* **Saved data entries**
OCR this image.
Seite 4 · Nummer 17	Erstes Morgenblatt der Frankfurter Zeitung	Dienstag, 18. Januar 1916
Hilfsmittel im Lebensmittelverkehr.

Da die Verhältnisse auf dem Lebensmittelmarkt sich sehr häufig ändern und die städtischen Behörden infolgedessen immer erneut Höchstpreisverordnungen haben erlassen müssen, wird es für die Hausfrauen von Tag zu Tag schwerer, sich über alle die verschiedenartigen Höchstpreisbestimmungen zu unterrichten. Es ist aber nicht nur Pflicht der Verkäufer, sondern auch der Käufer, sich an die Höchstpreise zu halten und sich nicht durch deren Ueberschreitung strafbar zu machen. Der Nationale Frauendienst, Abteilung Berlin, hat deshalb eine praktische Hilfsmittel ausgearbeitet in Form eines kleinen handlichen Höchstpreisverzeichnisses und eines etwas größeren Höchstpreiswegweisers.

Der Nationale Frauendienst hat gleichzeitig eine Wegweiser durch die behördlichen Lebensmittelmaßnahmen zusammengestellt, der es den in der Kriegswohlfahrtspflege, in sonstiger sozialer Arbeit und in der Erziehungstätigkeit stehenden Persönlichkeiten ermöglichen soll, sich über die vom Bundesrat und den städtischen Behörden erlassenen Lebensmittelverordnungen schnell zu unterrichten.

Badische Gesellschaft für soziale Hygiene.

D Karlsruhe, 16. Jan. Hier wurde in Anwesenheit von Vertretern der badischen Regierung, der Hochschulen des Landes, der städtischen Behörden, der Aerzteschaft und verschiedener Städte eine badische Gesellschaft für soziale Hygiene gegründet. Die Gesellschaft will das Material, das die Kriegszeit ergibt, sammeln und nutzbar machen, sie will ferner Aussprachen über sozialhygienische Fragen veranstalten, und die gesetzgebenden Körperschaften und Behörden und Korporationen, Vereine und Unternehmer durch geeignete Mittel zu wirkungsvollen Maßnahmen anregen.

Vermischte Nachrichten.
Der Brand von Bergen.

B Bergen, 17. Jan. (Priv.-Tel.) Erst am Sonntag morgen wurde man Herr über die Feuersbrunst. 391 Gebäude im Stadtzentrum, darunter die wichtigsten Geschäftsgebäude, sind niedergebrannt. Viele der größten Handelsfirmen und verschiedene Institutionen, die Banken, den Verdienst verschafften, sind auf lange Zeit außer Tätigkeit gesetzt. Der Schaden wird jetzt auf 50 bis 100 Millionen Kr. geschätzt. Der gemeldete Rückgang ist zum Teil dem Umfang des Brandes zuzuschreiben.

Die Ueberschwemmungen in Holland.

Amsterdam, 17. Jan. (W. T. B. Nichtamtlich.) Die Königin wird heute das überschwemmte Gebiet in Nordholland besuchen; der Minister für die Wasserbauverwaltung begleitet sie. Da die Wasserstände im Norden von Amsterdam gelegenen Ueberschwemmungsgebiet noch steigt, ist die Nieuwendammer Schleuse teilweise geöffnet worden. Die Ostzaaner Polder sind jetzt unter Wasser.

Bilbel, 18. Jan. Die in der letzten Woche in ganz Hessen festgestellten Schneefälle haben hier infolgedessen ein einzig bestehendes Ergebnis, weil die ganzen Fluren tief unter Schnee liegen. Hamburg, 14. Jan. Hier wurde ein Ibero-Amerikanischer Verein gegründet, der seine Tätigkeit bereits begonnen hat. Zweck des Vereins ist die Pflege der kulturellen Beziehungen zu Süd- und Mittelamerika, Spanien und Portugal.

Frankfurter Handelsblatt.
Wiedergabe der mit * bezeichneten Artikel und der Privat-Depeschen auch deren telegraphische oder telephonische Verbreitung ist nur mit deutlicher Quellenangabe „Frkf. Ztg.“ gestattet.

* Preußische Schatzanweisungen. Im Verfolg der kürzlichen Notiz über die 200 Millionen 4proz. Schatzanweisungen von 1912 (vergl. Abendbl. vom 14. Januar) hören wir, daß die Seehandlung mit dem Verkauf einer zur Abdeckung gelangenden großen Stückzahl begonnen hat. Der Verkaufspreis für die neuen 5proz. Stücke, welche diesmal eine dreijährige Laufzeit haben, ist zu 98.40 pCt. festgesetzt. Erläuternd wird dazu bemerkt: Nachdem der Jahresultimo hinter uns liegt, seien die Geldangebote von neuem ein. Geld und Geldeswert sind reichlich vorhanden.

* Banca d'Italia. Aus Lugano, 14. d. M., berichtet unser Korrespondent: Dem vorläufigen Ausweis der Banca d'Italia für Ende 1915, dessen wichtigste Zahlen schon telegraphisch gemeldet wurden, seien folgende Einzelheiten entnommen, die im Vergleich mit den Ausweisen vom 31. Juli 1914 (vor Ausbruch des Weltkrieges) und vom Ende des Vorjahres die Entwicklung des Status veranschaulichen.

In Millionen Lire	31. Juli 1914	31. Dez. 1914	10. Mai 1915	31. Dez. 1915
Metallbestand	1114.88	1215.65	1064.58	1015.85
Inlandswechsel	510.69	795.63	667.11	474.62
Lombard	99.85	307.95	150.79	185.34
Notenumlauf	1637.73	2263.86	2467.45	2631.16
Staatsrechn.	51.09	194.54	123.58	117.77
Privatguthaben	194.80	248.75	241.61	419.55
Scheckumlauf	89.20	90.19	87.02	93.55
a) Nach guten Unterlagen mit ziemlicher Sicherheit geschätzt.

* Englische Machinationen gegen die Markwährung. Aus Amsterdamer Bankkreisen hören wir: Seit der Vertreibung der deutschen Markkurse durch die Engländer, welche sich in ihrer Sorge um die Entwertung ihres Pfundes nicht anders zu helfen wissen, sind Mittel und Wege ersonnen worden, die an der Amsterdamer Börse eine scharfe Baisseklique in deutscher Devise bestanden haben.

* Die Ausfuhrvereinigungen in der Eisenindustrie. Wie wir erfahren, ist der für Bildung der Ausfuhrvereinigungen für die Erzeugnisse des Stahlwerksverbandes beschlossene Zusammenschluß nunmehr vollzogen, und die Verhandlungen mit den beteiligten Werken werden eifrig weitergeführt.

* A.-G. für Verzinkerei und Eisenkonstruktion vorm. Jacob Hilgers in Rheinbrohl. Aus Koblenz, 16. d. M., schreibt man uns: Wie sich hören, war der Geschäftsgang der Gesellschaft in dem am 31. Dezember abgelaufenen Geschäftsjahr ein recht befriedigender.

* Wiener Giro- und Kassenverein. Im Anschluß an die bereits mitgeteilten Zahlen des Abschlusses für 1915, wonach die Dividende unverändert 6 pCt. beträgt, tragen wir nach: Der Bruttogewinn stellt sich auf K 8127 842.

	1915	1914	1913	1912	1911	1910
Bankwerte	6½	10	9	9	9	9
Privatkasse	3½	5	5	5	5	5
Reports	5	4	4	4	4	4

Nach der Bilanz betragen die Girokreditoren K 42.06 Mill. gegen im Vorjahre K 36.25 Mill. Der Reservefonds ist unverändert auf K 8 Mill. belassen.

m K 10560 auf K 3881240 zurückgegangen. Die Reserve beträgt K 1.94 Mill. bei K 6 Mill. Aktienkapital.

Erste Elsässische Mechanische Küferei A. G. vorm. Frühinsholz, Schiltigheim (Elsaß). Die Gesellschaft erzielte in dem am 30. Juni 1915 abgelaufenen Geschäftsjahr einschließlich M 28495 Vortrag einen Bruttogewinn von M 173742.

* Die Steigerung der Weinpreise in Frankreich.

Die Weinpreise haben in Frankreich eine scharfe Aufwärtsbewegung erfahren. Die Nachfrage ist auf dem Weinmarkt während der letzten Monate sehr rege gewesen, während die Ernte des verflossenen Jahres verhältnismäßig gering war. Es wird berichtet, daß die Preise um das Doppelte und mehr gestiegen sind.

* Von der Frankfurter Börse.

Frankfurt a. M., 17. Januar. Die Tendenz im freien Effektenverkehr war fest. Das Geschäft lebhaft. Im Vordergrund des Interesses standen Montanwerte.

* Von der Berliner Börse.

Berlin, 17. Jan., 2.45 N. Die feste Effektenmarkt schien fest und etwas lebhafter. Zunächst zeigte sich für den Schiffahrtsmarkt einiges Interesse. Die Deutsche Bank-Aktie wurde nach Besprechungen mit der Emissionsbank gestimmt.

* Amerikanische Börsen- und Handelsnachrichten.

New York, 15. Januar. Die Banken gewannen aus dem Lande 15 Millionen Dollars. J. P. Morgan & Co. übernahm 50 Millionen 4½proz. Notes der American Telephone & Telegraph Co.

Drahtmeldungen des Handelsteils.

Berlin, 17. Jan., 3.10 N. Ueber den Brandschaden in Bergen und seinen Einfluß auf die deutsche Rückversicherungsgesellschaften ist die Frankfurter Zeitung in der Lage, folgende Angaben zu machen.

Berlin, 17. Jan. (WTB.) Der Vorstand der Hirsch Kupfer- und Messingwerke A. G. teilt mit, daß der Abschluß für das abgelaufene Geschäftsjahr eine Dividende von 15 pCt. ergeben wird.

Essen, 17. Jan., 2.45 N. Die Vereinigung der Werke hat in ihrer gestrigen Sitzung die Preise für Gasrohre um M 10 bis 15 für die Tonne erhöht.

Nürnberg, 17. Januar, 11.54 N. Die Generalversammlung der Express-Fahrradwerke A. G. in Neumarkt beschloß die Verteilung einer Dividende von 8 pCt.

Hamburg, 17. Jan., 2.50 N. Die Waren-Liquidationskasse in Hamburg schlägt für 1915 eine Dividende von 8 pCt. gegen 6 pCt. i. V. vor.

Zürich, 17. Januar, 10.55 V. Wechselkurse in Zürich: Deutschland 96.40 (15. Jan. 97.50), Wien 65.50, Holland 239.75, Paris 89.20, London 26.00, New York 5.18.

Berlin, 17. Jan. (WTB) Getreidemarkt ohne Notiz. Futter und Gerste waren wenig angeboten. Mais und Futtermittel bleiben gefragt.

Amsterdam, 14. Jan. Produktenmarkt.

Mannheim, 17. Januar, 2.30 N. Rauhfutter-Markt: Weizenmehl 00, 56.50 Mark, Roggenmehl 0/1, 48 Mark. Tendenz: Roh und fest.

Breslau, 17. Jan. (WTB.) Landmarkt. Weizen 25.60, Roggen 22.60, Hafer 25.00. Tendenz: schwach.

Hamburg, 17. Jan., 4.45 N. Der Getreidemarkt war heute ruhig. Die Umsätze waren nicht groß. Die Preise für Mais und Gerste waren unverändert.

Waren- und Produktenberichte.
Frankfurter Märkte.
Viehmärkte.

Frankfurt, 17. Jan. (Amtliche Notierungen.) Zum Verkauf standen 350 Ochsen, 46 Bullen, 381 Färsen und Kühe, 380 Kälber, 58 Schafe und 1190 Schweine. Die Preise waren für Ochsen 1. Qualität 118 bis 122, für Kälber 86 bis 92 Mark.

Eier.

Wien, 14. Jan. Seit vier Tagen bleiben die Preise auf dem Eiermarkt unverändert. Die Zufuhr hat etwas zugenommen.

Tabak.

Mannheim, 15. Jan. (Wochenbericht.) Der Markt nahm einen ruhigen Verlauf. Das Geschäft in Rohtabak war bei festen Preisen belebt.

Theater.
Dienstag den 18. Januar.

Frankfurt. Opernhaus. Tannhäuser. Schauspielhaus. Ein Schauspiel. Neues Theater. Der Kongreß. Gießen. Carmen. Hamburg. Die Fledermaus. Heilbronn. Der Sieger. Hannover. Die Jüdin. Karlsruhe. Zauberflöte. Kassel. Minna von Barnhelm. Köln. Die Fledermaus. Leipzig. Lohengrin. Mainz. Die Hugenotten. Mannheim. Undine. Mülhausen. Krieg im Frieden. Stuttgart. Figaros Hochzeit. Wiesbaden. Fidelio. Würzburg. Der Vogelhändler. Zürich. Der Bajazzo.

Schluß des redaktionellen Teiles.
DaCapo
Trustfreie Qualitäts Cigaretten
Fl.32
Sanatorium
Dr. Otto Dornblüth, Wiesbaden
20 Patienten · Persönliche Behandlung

* **Problem to solve**
Go over the entries above and say how many lines hold the string "abgelaufenen", with no other text.

* **Response area**
2